◆ VERIFICA LA COMPRENSIONE
A. Secondo il testo sulla Forma, quale Centro insegna questo principio in Human Design?
B. Ricopia dal testo sulla Forma il passo compreso tra "A volte ci dimentichiamo" e "nel piano tridimensionale.", inclusi.
C. Traduci in inglese questa frase del testo sulla Forma: «La Forma ci radica, ci tiene ancorati al piano di realtà che siamo chiamati a vivere, nel piano tridimensionale.»

La Forma ha le sue leggi e abitarla implica rispettarne i confini e le limitazioni.

Non pensiamo che tali confini e limitazioni rappresentino delle mere restrizioni: non si tratta di questo. Le leggi che la goverano sono leggi sacre che albergano nel microcosmo così come nel macrocosmo, governano la Forma umana così come l’universo intero.

Spesso si tratta di regole che percepiamo come gabbie da cui evadere, come imposizioni da scardinare o da cui sfuggire in differenti modi, nella convizione che si tratti di una prigione.

In realtà sperimentiamo la vera libertà nel momento in cui siamo in gradi di accogliere l’esatto contrario: l’accettazione delle sue limitazioni, dei suoi contorni e delle possibilità o meno che porta con sè.

La Forma ci abita, e noi la abitiamo come nostro tempio, come espressione materica della nostra energia, delle nostre emozioni, del nostro spirito. La nostra Forma è una scheggia del Cristallo della Forma che risiede al centro della Terra, dove giace la sua matrice ultima e prima di cui replica le sembianze.

A volte ci dimentichiamo della nostra Forma o la consideriamo irrilevante per la nostra evoluzione, dando più spazio e peso a pensieri, parole, sentimenti e aneliti. Dimenticandoci che è sempre e solo attraverso la Forma che li esperiamo, o meglio, che essi stessi sono parte della sua biochimica stessa. Il romanticismo trova le sue radici nel radica-lismo.

La Forma ci radica, ci tiene ancorati al piano di realtà che siamo chiamati a vivere, nel piano tridimensionale.

Che cosa ci rende difficile onorare le leggi della forma?

A volte sono i “legami interrotti” con le nostre Radici, rappresentate dalla nostra famiglia, i mancati riconoscimenti, il distacco reattivo.
Altre volte sono i traumi, la separazione da noi stessi per difficoltà a sentire, per facilità a non prendersi la responsabilità di Essere.
Spesso però si tratta più semplicemente della inconsapevolezza dell’abitare una FORMA, un corpo, un veicolo fatto di carne, pelle, muscoli, cellule. Un corpo senziente che ci permette di respirare e fare il nostro percorso in questa dimensione.
Stare dentro la nostra FORMA, percepirla, riconoscerla, significa viverne i vari aspetti “umani” che la riguardano, limitazione compresa.
La FORMA può fare certe cose, altre no – ed è per ognuno diverso -.
Non accogliere le limitazioni, i confini, le “leggi” della FORMA significa vivere s-radicati pur essendo viventi. Senza radicamento non c’è nutrimento e vita: c’è solo divisione e “astrazione”.
In Human Design questo principio ci viene ben insegnato dal Centro della RADICE, che ci fornisce il carburante necessario per soddisfare i nostri bisogni esistenziali e affettivi. Questo Centro ci dice anche che senza pressione e stress non c’è vita sulla terra.

Bisogna però imparare a gestirli correttamente.

Questo è il nostro apprendimento come Esseri Umani incarnati: imparare le leggi che governano la FORMA incarnata.

[Dati per il rilevamento del layout dei documenti]
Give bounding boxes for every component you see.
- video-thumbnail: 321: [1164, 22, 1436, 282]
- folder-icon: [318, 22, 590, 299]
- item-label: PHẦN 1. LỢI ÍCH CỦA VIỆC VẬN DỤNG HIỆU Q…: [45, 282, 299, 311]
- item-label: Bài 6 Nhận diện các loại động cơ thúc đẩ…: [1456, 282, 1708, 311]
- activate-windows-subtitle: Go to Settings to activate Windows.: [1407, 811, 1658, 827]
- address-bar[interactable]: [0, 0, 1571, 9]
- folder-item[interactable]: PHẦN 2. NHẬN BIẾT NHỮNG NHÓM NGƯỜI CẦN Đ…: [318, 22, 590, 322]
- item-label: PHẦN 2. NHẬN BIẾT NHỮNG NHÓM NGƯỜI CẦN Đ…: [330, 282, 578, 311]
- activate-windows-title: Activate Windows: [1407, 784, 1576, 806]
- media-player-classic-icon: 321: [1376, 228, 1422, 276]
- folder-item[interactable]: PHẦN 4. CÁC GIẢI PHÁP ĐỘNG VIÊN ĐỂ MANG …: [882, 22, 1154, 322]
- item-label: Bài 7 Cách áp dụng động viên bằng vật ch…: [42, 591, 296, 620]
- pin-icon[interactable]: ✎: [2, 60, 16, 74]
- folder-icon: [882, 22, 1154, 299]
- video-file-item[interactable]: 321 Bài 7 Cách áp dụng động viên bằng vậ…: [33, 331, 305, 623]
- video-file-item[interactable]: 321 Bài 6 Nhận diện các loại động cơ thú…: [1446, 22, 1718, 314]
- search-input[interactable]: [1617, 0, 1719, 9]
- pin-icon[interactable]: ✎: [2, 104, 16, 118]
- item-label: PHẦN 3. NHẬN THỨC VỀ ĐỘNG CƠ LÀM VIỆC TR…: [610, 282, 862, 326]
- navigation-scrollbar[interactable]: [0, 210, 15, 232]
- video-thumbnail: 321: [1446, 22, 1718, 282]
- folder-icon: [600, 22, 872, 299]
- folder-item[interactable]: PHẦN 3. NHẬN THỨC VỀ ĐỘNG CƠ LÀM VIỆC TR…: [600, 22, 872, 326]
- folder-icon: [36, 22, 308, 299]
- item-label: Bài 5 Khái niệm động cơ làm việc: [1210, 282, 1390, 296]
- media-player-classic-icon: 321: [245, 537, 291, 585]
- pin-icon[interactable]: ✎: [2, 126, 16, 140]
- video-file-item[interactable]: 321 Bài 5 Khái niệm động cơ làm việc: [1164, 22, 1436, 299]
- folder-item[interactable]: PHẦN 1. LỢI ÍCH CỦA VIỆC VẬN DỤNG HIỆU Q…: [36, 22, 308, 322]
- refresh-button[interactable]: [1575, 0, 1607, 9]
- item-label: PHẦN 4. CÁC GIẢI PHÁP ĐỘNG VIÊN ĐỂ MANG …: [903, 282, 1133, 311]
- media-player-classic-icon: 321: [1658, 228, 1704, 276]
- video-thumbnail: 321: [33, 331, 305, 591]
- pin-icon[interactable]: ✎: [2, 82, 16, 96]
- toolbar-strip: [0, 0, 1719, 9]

◆ SOLUZIONI
A. Il Centro della Radice.

B.
A volte ci dimentichiamo della nostra Forma o la consideriamo irrilevante per la nostra evoluzione, dando più spazio e peso a pensieri, parole, sentimenti e aneliti. Dimenticandoci che è sempre e solo attraverso la Forma che li esperiamo, o meglio, che essi stessi sono parte della sua biochimica stessa. Il romanticismo trova le sue radici nel radica-lismo.

La Forma ci radica, ci tiene ancorati al piano di realtà che siamo chiamati a vivere, nel piano tridimensionale.

C. Form roots us and keeps us anchored to the plane of reality we are called to live in, the three-dimensional plane.